* Begin *
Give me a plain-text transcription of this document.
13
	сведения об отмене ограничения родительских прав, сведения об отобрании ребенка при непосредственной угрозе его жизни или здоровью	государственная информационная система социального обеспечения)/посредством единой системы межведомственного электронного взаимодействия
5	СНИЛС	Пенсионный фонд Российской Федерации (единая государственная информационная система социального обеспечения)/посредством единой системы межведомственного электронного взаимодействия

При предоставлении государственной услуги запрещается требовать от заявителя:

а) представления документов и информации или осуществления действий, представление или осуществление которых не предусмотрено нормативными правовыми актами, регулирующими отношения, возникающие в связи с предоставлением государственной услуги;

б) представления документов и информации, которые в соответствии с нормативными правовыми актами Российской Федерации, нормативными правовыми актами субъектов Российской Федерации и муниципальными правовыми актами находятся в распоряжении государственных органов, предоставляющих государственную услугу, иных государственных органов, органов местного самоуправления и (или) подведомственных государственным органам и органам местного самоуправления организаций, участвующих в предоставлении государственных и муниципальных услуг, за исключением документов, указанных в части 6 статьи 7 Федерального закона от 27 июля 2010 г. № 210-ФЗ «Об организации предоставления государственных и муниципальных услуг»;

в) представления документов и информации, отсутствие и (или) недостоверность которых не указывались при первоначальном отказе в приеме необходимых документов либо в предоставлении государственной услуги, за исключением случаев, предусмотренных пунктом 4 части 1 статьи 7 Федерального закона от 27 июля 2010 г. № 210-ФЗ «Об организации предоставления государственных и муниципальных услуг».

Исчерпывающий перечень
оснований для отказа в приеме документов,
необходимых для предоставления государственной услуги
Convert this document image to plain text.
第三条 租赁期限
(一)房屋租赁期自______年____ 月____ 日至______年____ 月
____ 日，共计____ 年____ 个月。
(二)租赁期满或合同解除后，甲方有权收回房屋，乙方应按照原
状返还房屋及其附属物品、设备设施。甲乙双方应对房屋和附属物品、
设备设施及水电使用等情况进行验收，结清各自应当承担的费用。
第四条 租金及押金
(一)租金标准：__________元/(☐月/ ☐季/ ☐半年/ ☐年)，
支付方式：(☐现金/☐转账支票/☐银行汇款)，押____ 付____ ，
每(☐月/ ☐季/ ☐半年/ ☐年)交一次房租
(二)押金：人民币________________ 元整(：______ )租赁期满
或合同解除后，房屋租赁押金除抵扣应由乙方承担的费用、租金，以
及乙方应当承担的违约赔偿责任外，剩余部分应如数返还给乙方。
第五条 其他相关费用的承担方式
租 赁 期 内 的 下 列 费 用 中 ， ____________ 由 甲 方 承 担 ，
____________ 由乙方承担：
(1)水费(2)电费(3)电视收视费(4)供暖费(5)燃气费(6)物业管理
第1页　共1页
* End *
What is being asked
Count the lines in the records above that contain the word "которых", and give only the number.

Correct answer
2